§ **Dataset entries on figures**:
* * *

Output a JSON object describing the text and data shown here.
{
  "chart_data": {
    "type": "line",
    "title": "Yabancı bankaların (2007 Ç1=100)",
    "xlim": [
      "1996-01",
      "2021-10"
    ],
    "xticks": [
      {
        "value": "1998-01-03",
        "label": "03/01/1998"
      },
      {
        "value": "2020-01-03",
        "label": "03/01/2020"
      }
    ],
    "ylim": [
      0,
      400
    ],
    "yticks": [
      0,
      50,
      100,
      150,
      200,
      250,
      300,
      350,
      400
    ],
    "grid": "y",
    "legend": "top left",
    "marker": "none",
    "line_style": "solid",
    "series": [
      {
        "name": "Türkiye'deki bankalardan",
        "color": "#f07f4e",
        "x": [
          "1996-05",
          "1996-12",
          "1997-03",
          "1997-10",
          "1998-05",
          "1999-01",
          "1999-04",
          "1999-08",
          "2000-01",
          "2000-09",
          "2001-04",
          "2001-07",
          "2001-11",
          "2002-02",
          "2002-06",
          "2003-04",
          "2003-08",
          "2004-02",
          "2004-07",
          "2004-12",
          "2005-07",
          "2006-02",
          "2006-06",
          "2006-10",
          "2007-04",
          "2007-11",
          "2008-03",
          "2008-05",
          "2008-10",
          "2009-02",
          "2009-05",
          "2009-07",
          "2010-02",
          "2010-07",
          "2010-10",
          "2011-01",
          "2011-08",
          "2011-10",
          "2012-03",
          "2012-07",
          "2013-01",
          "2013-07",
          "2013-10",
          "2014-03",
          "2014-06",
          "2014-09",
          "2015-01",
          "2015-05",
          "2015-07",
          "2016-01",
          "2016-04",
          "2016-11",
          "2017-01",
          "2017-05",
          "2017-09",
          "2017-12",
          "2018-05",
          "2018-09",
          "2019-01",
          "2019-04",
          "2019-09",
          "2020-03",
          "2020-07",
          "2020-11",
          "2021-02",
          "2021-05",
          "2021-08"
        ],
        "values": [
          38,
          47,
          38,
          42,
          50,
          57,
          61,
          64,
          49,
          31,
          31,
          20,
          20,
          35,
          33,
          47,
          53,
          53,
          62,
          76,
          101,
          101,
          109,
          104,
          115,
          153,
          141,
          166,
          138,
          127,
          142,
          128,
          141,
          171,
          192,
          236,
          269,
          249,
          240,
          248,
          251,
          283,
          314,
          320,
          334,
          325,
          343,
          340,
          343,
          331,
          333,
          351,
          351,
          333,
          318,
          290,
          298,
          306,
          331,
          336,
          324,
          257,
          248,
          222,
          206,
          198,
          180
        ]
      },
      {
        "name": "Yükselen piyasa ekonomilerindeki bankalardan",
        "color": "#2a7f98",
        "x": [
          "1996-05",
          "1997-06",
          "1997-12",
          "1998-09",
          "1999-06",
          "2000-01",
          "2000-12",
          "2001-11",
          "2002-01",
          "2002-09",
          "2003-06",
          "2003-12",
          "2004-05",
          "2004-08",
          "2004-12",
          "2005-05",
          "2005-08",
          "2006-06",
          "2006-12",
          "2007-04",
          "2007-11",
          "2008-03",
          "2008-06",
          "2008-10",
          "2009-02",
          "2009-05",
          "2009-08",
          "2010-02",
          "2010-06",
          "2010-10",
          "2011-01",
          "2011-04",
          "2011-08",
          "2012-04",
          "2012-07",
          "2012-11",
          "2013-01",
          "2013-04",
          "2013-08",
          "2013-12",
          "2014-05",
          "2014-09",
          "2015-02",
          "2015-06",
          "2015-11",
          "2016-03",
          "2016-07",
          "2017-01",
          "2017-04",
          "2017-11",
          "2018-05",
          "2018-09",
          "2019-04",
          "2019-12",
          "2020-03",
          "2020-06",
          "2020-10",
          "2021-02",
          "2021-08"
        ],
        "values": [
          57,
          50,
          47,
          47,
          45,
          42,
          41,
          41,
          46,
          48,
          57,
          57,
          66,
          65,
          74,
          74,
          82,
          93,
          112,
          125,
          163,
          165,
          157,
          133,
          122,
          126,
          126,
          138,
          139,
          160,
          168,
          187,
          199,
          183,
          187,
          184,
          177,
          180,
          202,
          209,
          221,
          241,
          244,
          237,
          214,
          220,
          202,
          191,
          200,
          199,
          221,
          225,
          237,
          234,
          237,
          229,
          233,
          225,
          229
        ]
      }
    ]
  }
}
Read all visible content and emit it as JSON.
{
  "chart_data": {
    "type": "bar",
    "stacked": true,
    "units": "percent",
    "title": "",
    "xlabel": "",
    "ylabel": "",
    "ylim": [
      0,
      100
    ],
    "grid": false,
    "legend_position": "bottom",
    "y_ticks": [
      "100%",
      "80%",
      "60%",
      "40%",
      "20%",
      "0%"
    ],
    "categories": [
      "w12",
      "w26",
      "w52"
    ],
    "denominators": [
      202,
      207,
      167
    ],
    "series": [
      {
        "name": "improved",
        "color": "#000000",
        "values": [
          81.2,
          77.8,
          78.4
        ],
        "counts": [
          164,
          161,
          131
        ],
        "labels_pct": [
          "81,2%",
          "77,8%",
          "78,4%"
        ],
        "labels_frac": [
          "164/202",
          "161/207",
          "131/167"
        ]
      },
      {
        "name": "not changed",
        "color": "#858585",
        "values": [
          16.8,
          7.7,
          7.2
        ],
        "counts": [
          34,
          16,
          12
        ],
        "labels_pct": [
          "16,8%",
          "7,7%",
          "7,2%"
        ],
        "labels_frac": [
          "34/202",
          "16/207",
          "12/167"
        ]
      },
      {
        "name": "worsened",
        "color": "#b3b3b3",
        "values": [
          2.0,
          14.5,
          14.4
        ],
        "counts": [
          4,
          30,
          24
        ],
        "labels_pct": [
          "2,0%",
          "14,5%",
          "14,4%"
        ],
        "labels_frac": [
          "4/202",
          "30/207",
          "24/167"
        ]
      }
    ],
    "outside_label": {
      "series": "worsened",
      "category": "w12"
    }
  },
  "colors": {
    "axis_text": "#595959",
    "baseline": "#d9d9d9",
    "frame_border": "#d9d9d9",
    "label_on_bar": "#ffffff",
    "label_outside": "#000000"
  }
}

* * *

§ **Exercise**:
Print out every entry, keeping each one exact.

§ **In response**:
Output a JSON object describing the text and data shown here.
{
  "chart_data": {
    "type": "line",
    "title": "Yabancı bankaların (2007 Ç1=100)",
    "xlim": [
      "1996-01",
      "2021-10"
    ],
    "xticks": [
      {
        "value": "1998-01-03",
        "label": "03/01/1998"
      },
      {
        "value": "2020-01-03",
        "label": "03/01/2020"
      }
    ],
    "ylim": [
      0,
      400
    ],
    "yticks": [
      0,
      50,
      100,
      150,
      200,
      250,
      300,
      350,
      400
    ],
    "grid": "y",
    "legend": "top left",
    "marker": "none",
    "line_style": "solid",
    "series": [
      {
        "name": "Türkiye'deki bankalardan",
        "color": "#f07f4e",
        "x": [
          "1996-05",
          "1996-12",
          "1997-03",
          "1997-10",
          "1998-05",
          "1999-01",
          "1999-04",
          "1999-08",
          "2000-01",
          "2000-09",
          "2001-04",
          "2001-07",
          "2001-11",
          "2002-02",
          "2002-06",
          "2003-04",
          "2003-08",
          "2004-02",
          "2004-07",
          "2004-12",
          "2005-07",
          "2006-02",
          "2006-06",
          "2006-10",
          "2007-04",
          "2007-11",
          "2008-03",
          "2008-05",
          "2008-10",
          "2009-02",
          "2009-05",
          "2009-07",
          "2010-02",
          "2010-07",
          "2010-10",
          "2011-01",
          "2011-08",
          "2011-10",
          "2012-03",
          "2012-07",
          "2013-01",
          "2013-07",
          "2013-10",
          "2014-03",
          "2014-06",
          "2014-09",
          "2015-01",
          "2015-05",
          "2015-07",
          "2016-01",
          "2016-04",
          "2016-11",
          "2017-01",
          "2017-05",
          "2017-09",
          "2017-12",
          "2018-05",
          "2018-09",
          "2019-01",
          "2019-04",
          "2019-09",
          "2020-03",
          "2020-07",
          "2020-11",
          "2021-02",
          "2021-05",
          "2021-08"
        ],
        "values": [
          38,
          47,
          38,
          42,
          50,
          57,
          61,
          64,
          49,
          31,
          31,
          20,
          20,
          35,
          33,
          47,
          53,
          53,
          62,
          76,
          101,
          101,
          109,
          104,
          115,
          153,
          141,
          166,
          138,
          127,
          142,
          128,
          141,
          171,
          192,
          236,
          269,
          249,
          240,
          248,
          251,
          283,
          314,
          320,
          334,
          325,
          343,
          340,
          343,
          331,
          333,
          351,
          351,
          333,
          318,
          290,
          298,
          306,
          331,
          336,
          324,
          257,
          248,
          222,
          206,
          198,
          180
        ]
      },
      {
        "name": "Yükselen piyasa ekonomilerindeki bankalardan",
        "color": "#2a7f98",
        "x": [
          "1996-05",
          "1997-06",
          "1997-12",
          "1998-09",
          "1999-06",
          "2000-01",
          "2000-12",
          "2001-11",
          "2002-01",
          "2002-09",
          "2003-06",
          "2003-12",
          "2004-05",
          "2004-08",
          "2004-12",
          "2005-05",
          "2005-08",
          "2006-06",
          "2006-12",
          "2007-04",
          "2007-11",
          "2008-03",
          "2008-06",
          "2008-10",
          "2009-02",
          "2009-05",
          "2009-08",
          "2010-02",
          "2010-06",
          "2010-10",
          "2011-01",
          "2011-04",
          "2011-08",
          "2012-04",
          "2012-07",
          "2012-11",
          "2013-01",
          "2013-04",
          "2013-08",
          "2013-12",
          "2014-05",
          "2014-09",
          "2015-02",
          "2015-06",
          "2015-11",
          "2016-03",
          "2016-07",
          "2017-01",
          "2017-04",
          "2017-11",
          "2018-05",
          "2018-09",
          "2019-04",
          "2019-12",
          "2020-03",
          "2020-06",
          "2020-10",
          "2021-02",
          "2021-08"
        ],
        "values": [
          57,
          50,
          47,
          47,
          45,
          42,
          41,
          41,
          46,
          48,
          57,
          57,
          66,
          65,
          74,
          74,
          82,
          93,
          112,
          125,
          163,
          165,
          157,
          133,
          122,
          126,
          126,
          138,
          139,
          160,
          168,
          187,
          199,
          183,
          187,
          184,
          177,
          180,
          202,
          209,
          221,
          241,
          244,
          237,
          214,
          220,
          202,
          191,
          200,
          199,
          221,
          225,
          237,
          234,
          237,
          229,
          233,
          225,
          229
        ]
      }
    ]
  }
}
Read all visible content and emit it as JSON.
{
  "chart_data": {
    "type": "bar",
    "stacked": true,
    "units": "percent",
    "title": "",
    "xlabel": "",
    "ylabel": "",
    "ylim": [
      0,
      100
    ],
    "grid": false,
    "legend_position": "bottom",
    "y_ticks": [
      "100%",
      "80%",
      "60%",
      "40%",
      "20%",
      "0%"
    ],
    "categories": [
      "w12",
      "w26",
      "w52"
    ],
    "denominators": [
      202,
      207,
      167
    ],
    "series": [
      {
        "name": "improved",
        "color": "#000000",
        "values": [
          81.2,
          77.8,
          78.4
        ],
        "counts": [
          164,
          161,
          131
        ],
        "labels_pct": [
          "81,2%",
          "77,8%",
          "78,4%"
        ],
        "labels_frac": [
          "164/202",
          "161/207",
          "131/167"
        ]
      },
      {
        "name": "not changed",
        "color": "#858585",
        "values": [
          16.8,
          7.7,
          7.2
        ],
        "counts": [
          34,
          16,
          12
        ],
        "labels_pct": [
          "16,8%",
          "7,7%",
          "7,2%"
        ],
        "labels_frac": [
          "34/202",
          "16/207",
          "12/167"
        ]
      },
      {
        "name": "worsened",
        "color": "#b3b3b3",
        "values": [
          2.0,
          14.5,
          14.4
        ],
        "counts": [
          4,
          30,
          24
        ],
        "labels_pct": [
          "2,0%",
          "14,5%",
          "14,4%"
        ],
        "labels_frac": [
          "4/202",
          "30/207",
          "24/167"
        ]
      }
    ],
    "outside_label": {
      "series": "worsened",
      "category": "w12"
    }
  },
  "colors": {
    "axis_text": "#595959",
    "baseline": "#d9d9d9",
    "frame_border": "#d9d9d9",
    "label_on_bar": "#ffffff",
    "label_outside": "#000000"
  }
}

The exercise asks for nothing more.